Work instructions: Copy the data below exactly.

======== Data lines

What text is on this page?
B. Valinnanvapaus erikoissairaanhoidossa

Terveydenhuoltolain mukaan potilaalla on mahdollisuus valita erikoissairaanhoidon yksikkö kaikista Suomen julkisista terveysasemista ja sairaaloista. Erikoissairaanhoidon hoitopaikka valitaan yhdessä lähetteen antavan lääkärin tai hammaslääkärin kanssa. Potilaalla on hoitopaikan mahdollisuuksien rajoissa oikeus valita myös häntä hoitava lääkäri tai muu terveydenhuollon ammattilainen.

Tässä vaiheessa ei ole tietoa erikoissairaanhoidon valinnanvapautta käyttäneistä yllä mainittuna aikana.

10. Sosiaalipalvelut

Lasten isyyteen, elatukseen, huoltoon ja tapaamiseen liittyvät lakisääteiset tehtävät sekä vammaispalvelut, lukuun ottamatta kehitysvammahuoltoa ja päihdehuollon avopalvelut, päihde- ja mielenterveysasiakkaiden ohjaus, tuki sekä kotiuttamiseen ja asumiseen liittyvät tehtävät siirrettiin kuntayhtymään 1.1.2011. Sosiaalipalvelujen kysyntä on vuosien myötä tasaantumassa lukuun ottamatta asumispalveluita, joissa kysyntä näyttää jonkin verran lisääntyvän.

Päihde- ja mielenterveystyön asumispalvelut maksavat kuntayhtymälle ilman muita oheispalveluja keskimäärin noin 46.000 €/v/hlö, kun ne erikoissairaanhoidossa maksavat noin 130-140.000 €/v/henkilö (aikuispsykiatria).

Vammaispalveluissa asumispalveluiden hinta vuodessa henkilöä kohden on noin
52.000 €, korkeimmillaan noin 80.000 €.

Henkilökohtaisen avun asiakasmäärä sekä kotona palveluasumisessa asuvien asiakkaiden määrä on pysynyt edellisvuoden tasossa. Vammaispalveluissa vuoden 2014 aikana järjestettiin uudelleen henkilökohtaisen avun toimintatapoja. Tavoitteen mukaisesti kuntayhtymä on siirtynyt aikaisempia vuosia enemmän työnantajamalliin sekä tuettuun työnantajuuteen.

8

================

Answer:
What text is on this page?
B. Valinnanvapaus erikoissairaanhoidossa

Terveydenhuoltolain mukaan potilaalla on mahdollisuus valita erikoissairaanhoidon yksikkö kaikista Suomen julkisista terveysasemista ja sairaaloista. Erikoissairaanhoidon hoitopaikka valitaan yhdessä lähetteen antavan lääkärin tai hammaslääkärin kanssa. Potilaalla on hoitopaikan mahdollisuuksien rajoissa oikeus valita myös häntä hoitava lääkäri tai muu terveydenhuollon ammattilainen.

Tässä vaiheessa ei ole tietoa erikoissairaanhoidon valinnanvapautta käyttäneistä yllä mainittuna aikana.

10. Sosiaalipalvelut

Lasten isyyteen, elatukseen, huoltoon ja tapaamiseen liittyvät lakisääteiset tehtävät sekä vammaispalvelut, lukuun ottamatta kehitysvammahuoltoa ja päihdehuollon avopalvelut, päihde- ja mielenterveysasiakkaiden ohjaus, tuki sekä kotiuttamiseen ja asumiseen liittyvät tehtävät siirrettiin kuntayhtymään 1.1.2011. Sosiaalipalvelujen kysyntä on vuosien myötä tasaantumassa lukuun ottamatta asumispalveluita, joissa kysyntä näyttää jonkin verran lisääntyvän.

Päihde- ja mielenterveystyön asumispalvelut maksavat kuntayhtymälle ilman muita oheispalveluja keskimäärin noin 46.000 €/v/hlö, kun ne erikoissairaanhoidossa maksavat noin 130-140.000 €/v/henkilö (aikuispsykiatria).

Vammaispalveluissa asumispalveluiden hinta vuodessa henkilöä kohden on noin
52.000 €, korkeimmillaan noin 80.000 €.

Henkilökohtaisen avun asiakasmäärä sekä kotona palveluasumisessa asuvien asiakkaiden määrä on pysynyt edellisvuoden tasossa. Vammaispalveluissa vuoden 2014 aikana järjestettiin uudelleen henkilökohtaisen avun toimintatapoja. Tavoitteen mukaisesti kuntayhtymä on siirtynyt aikaisempia vuosia enemmän työnantajamalliin sekä tuettuun työnantajuuteen.

8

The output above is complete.